┏━━
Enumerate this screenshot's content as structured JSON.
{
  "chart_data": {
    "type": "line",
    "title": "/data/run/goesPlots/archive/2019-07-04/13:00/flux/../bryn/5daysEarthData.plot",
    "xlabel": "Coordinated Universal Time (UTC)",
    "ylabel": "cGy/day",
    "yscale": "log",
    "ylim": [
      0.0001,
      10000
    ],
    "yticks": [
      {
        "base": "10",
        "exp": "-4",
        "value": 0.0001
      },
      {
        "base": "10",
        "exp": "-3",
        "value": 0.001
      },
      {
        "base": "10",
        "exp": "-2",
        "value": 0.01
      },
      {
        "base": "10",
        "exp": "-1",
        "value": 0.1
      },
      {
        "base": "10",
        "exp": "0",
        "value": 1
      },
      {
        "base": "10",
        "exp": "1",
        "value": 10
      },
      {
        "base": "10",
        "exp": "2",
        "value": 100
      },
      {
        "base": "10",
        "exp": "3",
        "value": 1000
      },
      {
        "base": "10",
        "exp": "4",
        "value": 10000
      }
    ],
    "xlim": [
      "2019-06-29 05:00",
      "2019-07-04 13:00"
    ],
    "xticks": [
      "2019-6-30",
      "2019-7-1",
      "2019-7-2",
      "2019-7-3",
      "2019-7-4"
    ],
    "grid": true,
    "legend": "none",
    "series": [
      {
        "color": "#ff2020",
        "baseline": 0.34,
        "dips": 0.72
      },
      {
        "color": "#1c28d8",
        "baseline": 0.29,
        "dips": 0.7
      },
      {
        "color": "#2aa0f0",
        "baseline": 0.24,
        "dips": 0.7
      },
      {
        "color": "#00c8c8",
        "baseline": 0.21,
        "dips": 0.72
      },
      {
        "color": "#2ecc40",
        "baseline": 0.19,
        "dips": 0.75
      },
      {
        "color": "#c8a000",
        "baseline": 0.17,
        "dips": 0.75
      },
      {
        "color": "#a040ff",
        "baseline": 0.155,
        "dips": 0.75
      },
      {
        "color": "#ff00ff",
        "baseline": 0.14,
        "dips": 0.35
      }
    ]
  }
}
┗━━
**The problem:** Copy the material above verbatim.

**Solution for this problem:**
Enumerate this screenshot's content as structured JSON.
{
  "chart_data": {
    "type": "line",
    "title": "/data/run/goesPlots/archive/2019-07-04/13:00/flux/../bryn/5daysEarthData.plot",
    "xlabel": "Coordinated Universal Time (UTC)",
    "ylabel": "cGy/day",
    "yscale": "log",
    "ylim": [
      0.0001,
      10000
    ],
    "yticks": [
      {
        "base": "10",
        "exp": "-4",
        "value": 0.0001
      },
      {
        "base": "10",
        "exp": "-3",
        "value": 0.001
      },
      {
        "base": "10",
        "exp": "-2",
        "value": 0.01
      },
      {
        "base": "10",
        "exp": "-1",
        "value": 0.1
      },
      {
        "base": "10",
        "exp": "0",
        "value": 1
      },
      {
        "base": "10",
        "exp": "1",
        "value": 10
      },
      {
        "base": "10",
        "exp": "2",
        "value": 100
      },
      {
        "base": "10",
        "exp": "3",
        "value": 1000
      },
      {
        "base": "10",
        "exp": "4",
        "value": 10000
      }
    ],
    "xlim": [
      "2019-06-29 05:00",
      "2019-07-04 13:00"
    ],
    "xticks": [
      "2019-6-30",
      "2019-7-1",
      "2019-7-2",
      "2019-7-3",
      "2019-7-4"
    ],
    "grid": true,
    "legend": "none",
    "series": [
      {
        "color": "#ff2020",
        "baseline": 0.34,
        "dips": 0.72
      },
      {
        "color": "#1c28d8",
        "baseline": 0.29,
        "dips": 0.7
      },
      {
        "color": "#2aa0f0",
        "baseline": 0.24,
        "dips": 0.7
      },
      {
        "color": "#00c8c8",
        "baseline": 0.21,
        "dips": 0.72
      },
      {
        "color": "#2ecc40",
        "baseline": 0.19,
        "dips": 0.75
      },
      {
        "color": "#c8a000",
        "baseline": 0.17,
        "dips": 0.75
      },
      {
        "color": "#a040ff",
        "baseline": 0.155,
        "dips": 0.75
      },
      {
        "color": "#ff00ff",
        "baseline": 0.14,
        "dips": 0.35
      }
    ]
  }
}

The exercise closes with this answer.